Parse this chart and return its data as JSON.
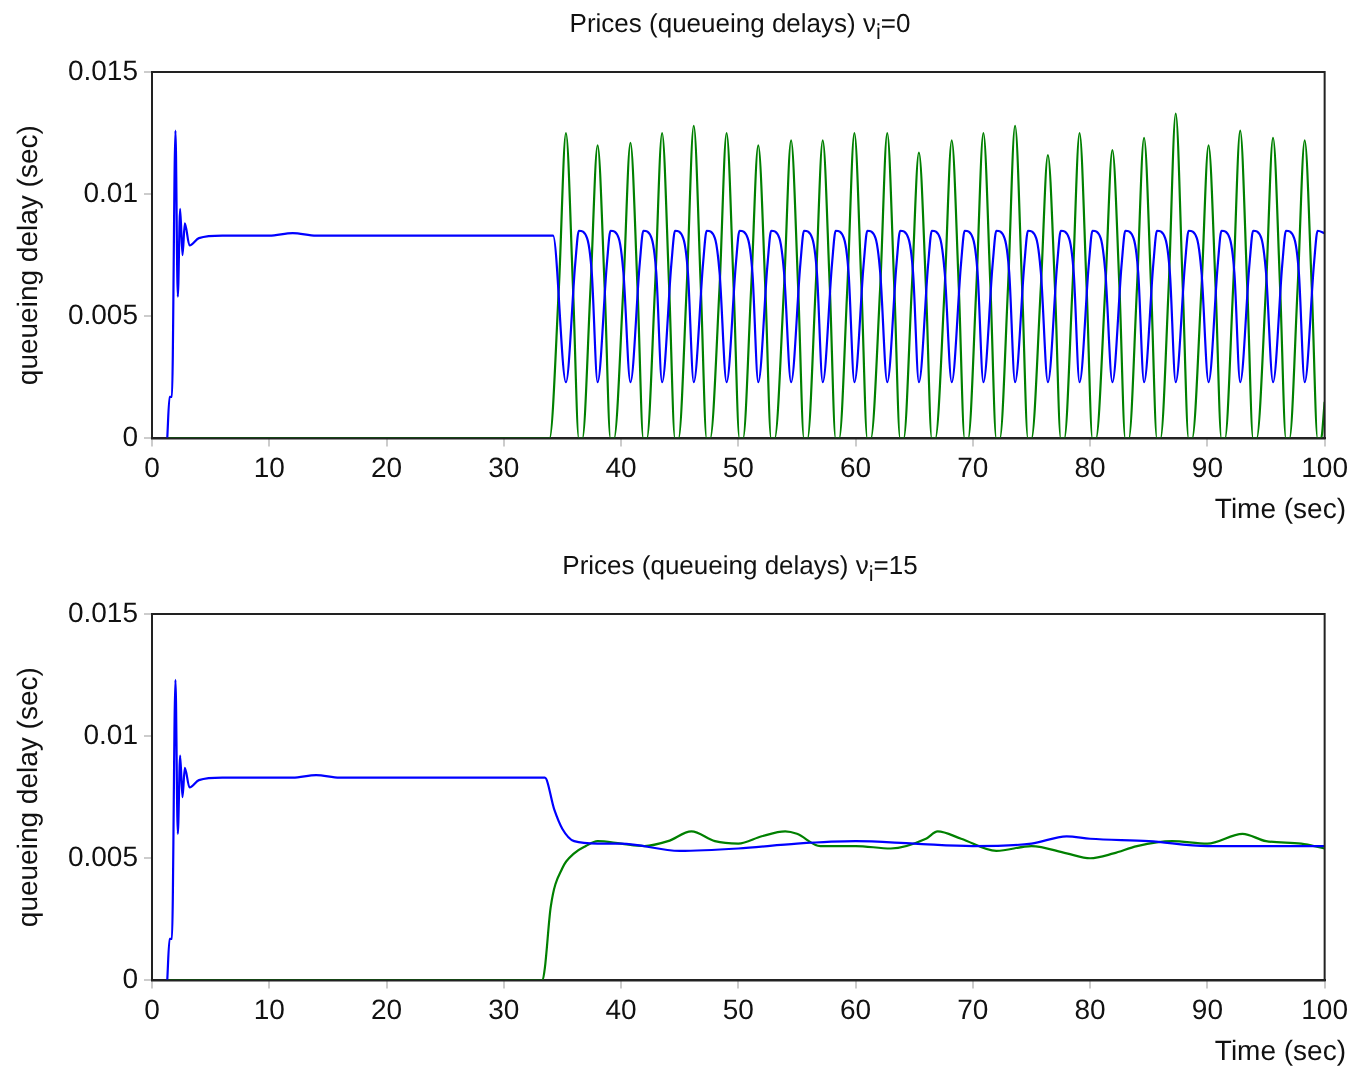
{
  "chart_data": [
    {
      "type": "line",
      "title": "Prices (queueing delays) ν$_{i}$=0",
      "xlabel": "Time (sec)",
      "ylabel": "queueing delay (sec)",
      "xlim": [
        0,
        100
      ],
      "ylim": [
        0,
        0.015
      ],
      "xticks": [
        0,
        10,
        20,
        30,
        40,
        50,
        60,
        70,
        80,
        90,
        100
      ],
      "yticks": [
        0,
        0.005,
        0.01,
        0.015
      ],
      "series": [
        {
          "color": "#0000ff",
          "x": [
            1.3,
            1.5,
            1.7,
            2.0,
            2.2,
            2.4,
            2.6,
            2.8,
            3.2,
            4,
            6,
            8,
            10,
            12,
            14,
            16,
            18,
            20,
            22,
            24,
            26,
            28,
            30,
            32,
            34.2,
            35.3,
            36.1,
            36.4,
            37.1,
            37.5,
            38.0,
            38.8,
            39.1,
            39.8,
            40.2,
            40.8,
            41.6,
            41.9,
            42.6,
            43.0,
            43.5,
            44.3,
            44.6,
            45.3,
            45.7,
            46.2,
            47.0,
            47.3,
            48.0,
            48.4,
            49.0,
            49.8,
            50.1,
            50.8,
            51.2,
            51.7,
            52.5,
            52.8,
            53.5,
            53.9,
            54.5,
            55.3,
            55.6,
            56.3,
            56.7,
            57.2,
            58.0,
            58.3,
            59.0,
            59.4,
            59.9,
            60.7,
            61.0,
            61.7,
            62.1,
            62.7,
            63.5,
            63.8,
            64.5,
            64.9,
            65.4,
            66.2,
            66.5,
            67.2,
            67.6,
            68.2,
            69.0,
            69.3,
            70.0,
            70.4,
            70.9,
            71.7,
            72.0,
            72.7,
            73.1,
            73.6,
            74.4,
            74.7,
            75.4,
            75.8,
            76.4,
            77.2,
            77.5,
            78.2,
            78.6,
            79.1,
            79.9,
            80.2,
            80.9,
            81.3,
            81.9,
            82.7,
            83.0,
            83.7,
            84.1,
            84.6,
            85.4,
            85.7,
            86.4,
            86.8,
            87.3,
            88.1,
            88.4,
            89.1,
            89.5,
            90.1,
            90.9,
            91.2,
            91.9,
            92.3,
            92.8,
            93.6,
            93.9,
            94.6,
            95.0,
            95.6,
            96.4,
            96.7,
            97.4,
            97.8,
            98.3,
            99.1,
            99.4,
            100
          ],
          "values": [
            0,
            0.0017,
            0.0017,
            0.0126,
            0.0058,
            0.0094,
            0.0075,
            0.0088,
            0.0079,
            0.0082,
            0.0083,
            0.0083,
            0.0083,
            0.0084,
            0.0083,
            0.0083,
            0.0083,
            0.0083,
            0.0083,
            0.0083,
            0.0083,
            0.0083,
            0.0083,
            0.0083,
            0.0083,
            0.0023,
            0.0072,
            0.0085,
            0.0082,
            0.0068,
            0.0023,
            0.0072,
            0.0085,
            0.0082,
            0.0068,
            0.0023,
            0.0072,
            0.0085,
            0.0082,
            0.0068,
            0.0023,
            0.0072,
            0.0085,
            0.0082,
            0.0068,
            0.0023,
            0.0072,
            0.0085,
            0.0082,
            0.0068,
            0.0023,
            0.0072,
            0.0085,
            0.0082,
            0.0068,
            0.0023,
            0.0072,
            0.0085,
            0.0082,
            0.0068,
            0.0023,
            0.0072,
            0.0085,
            0.0082,
            0.0068,
            0.0023,
            0.0072,
            0.0085,
            0.0082,
            0.0068,
            0.0023,
            0.0072,
            0.0085,
            0.0082,
            0.0068,
            0.0023,
            0.0072,
            0.0085,
            0.0082,
            0.0068,
            0.0023,
            0.0072,
            0.0085,
            0.0082,
            0.0068,
            0.0023,
            0.0072,
            0.0085,
            0.0082,
            0.0068,
            0.0023,
            0.0072,
            0.0085,
            0.0082,
            0.0068,
            0.0023,
            0.0072,
            0.0085,
            0.0082,
            0.0068,
            0.0023,
            0.0072,
            0.0085,
            0.0082,
            0.0068,
            0.0023,
            0.0072,
            0.0085,
            0.0082,
            0.0068,
            0.0023,
            0.0072,
            0.0085,
            0.0082,
            0.0068,
            0.0023,
            0.0072,
            0.0085,
            0.0082,
            0.0068,
            0.0023,
            0.0072,
            0.0085,
            0.0082,
            0.0068,
            0.0023,
            0.0072,
            0.0085,
            0.0082,
            0.0068,
            0.0023,
            0.0072,
            0.0085,
            0.0082,
            0.0068,
            0.0023,
            0.0072,
            0.0085,
            0.0082,
            0.0068,
            0.0023,
            0.0072,
            0.0085,
            0.0084
          ]
        },
        {
          "color": "#008000",
          "x": [
            1.3,
            33.9,
            34.7,
            35.3,
            35.9,
            36.4,
            36.7,
            37.4,
            38.0,
            38.6,
            39.1,
            39.4,
            40.2,
            40.8,
            41.4,
            41.9,
            42.2,
            42.9,
            43.5,
            44.1,
            44.6,
            44.9,
            45.6,
            46.2,
            46.8,
            47.3,
            47.6,
            48.4,
            49.0,
            49.6,
            50.1,
            50.4,
            51.1,
            51.7,
            52.3,
            52.8,
            53.1,
            53.9,
            54.5,
            55.1,
            55.6,
            55.9,
            56.6,
            57.2,
            57.8,
            58.3,
            58.6,
            59.3,
            59.9,
            60.5,
            61.0,
            61.3,
            62.1,
            62.7,
            63.3,
            63.8,
            64.1,
            64.8,
            65.4,
            66.0,
            66.5,
            66.8,
            67.6,
            68.2,
            68.8,
            69.3,
            69.6,
            70.3,
            70.9,
            71.5,
            72.0,
            72.3,
            73.0,
            73.6,
            74.2,
            74.7,
            75.0,
            75.8,
            76.4,
            77.0,
            77.5,
            77.8,
            78.5,
            79.1,
            79.7,
            80.2,
            80.5,
            81.3,
            81.9,
            82.5,
            83.0,
            83.3,
            84.0,
            84.6,
            85.2,
            85.7,
            86.0,
            86.7,
            87.3,
            87.9,
            88.4,
            88.7,
            89.5,
            90.1,
            90.7,
            91.2,
            91.5,
            92.2,
            92.8,
            93.4,
            93.9,
            94.2,
            95.0,
            95.6,
            96.2,
            96.7,
            97.0,
            97.7,
            98.3,
            98.9,
            99.4,
            99.7,
            100
          ],
          "values": [
            0,
            0,
            0.0062,
            0.0125,
            0.0062,
            0,
            0,
            0.0062,
            0.012,
            0.0062,
            0,
            0,
            0.0062,
            0.0121,
            0.0062,
            0,
            0,
            0.0062,
            0.0125,
            0.0062,
            0,
            0,
            0.0062,
            0.0128,
            0.0062,
            0,
            0,
            0.0062,
            0.0125,
            0.0062,
            0,
            0,
            0.0062,
            0.012,
            0.0062,
            0,
            0,
            0.0062,
            0.0122,
            0.0062,
            0,
            0,
            0.0062,
            0.0122,
            0.0062,
            0,
            0,
            0.0062,
            0.0125,
            0.0062,
            0,
            0,
            0.0062,
            0.0125,
            0.0062,
            0,
            0,
            0.0062,
            0.0117,
            0.0062,
            0,
            0,
            0.0062,
            0.0122,
            0.0062,
            0,
            0,
            0.0062,
            0.0125,
            0.0062,
            0,
            0,
            0.0062,
            0.0128,
            0.0062,
            0,
            0,
            0.0062,
            0.0116,
            0.0062,
            0,
            0,
            0.0062,
            0.0125,
            0.0062,
            0,
            0,
            0.0062,
            0.0118,
            0.0062,
            0,
            0,
            0.0062,
            0.0123,
            0.0062,
            0,
            0,
            0.0062,
            0.0133,
            0.0062,
            0,
            0,
            0.0062,
            0.012,
            0.0062,
            0,
            0,
            0.0062,
            0.0126,
            0.0062,
            0,
            0,
            0.0062,
            0.0123,
            0.0062,
            0,
            0,
            0.0062,
            0.0122,
            0.0062,
            0,
            0,
            0.0015
          ]
        }
      ]
    },
    {
      "type": "line",
      "title": "Prices (queueing delays) ν$_{i}$=15",
      "xlabel": "Time (sec)",
      "ylabel": "queueing delay (sec)",
      "xlim": [
        0,
        100
      ],
      "ylim": [
        0,
        0.015
      ],
      "xticks": [
        0,
        10,
        20,
        30,
        40,
        50,
        60,
        70,
        80,
        90,
        100
      ],
      "yticks": [
        0,
        0.005,
        0.01,
        0.015
      ],
      "series": [
        {
          "color": "#0000ff",
          "x": [
            1.3,
            1.5,
            1.7,
            2.0,
            2.2,
            2.4,
            2.6,
            2.8,
            3.2,
            4,
            6,
            8,
            10,
            12,
            14,
            16,
            18,
            20,
            22,
            24,
            26,
            28,
            30,
            32,
            33.5,
            34.3,
            35,
            36,
            38,
            40,
            45,
            50,
            55,
            60,
            65,
            70,
            75,
            78,
            80,
            85,
            90,
            95,
            100
          ],
          "values": [
            0,
            0.0017,
            0.0017,
            0.0123,
            0.006,
            0.0092,
            0.0075,
            0.0087,
            0.0079,
            0.0082,
            0.0083,
            0.0083,
            0.0083,
            0.0083,
            0.0084,
            0.0083,
            0.0083,
            0.0083,
            0.0083,
            0.0083,
            0.0083,
            0.0083,
            0.0083,
            0.0083,
            0.0083,
            0.007,
            0.0062,
            0.0057,
            0.0056,
            0.0056,
            0.0053,
            0.0054,
            0.0056,
            0.0057,
            0.0056,
            0.0055,
            0.0056,
            0.0059,
            0.0058,
            0.0057,
            0.0055,
            0.0055,
            0.0055
          ]
        },
        {
          "color": "#008000",
          "x": [
            1.3,
            33.3,
            33.5,
            34,
            35,
            36,
            37,
            38,
            40,
            42,
            44,
            46,
            48,
            50,
            52,
            54,
            55,
            57,
            60,
            63,
            66,
            67,
            69,
            72,
            75,
            78,
            80,
            82,
            84,
            87,
            90,
            93,
            95,
            98,
            100
          ],
          "values": [
            0,
            0,
            0.0005,
            0.003,
            0.0046,
            0.0052,
            0.0055,
            0.0057,
            0.0056,
            0.0055,
            0.0057,
            0.0061,
            0.0057,
            0.0056,
            0.0059,
            0.0061,
            0.006,
            0.0055,
            0.0055,
            0.0054,
            0.0058,
            0.0061,
            0.0058,
            0.0053,
            0.0055,
            0.0052,
            0.005,
            0.0052,
            0.0055,
            0.0057,
            0.0056,
            0.006,
            0.0057,
            0.0056,
            0.0054
          ]
        }
      ]
    }
  ]
}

==========

#### Task to complete
Scan the listing above for the word "Prices" and copy every line that holds it.

#### Result of this task
      "title": "Prices (queueing delays) ν$_{i}$=0",
      "title": "Prices (queueing delays) ν$_{i}$=15",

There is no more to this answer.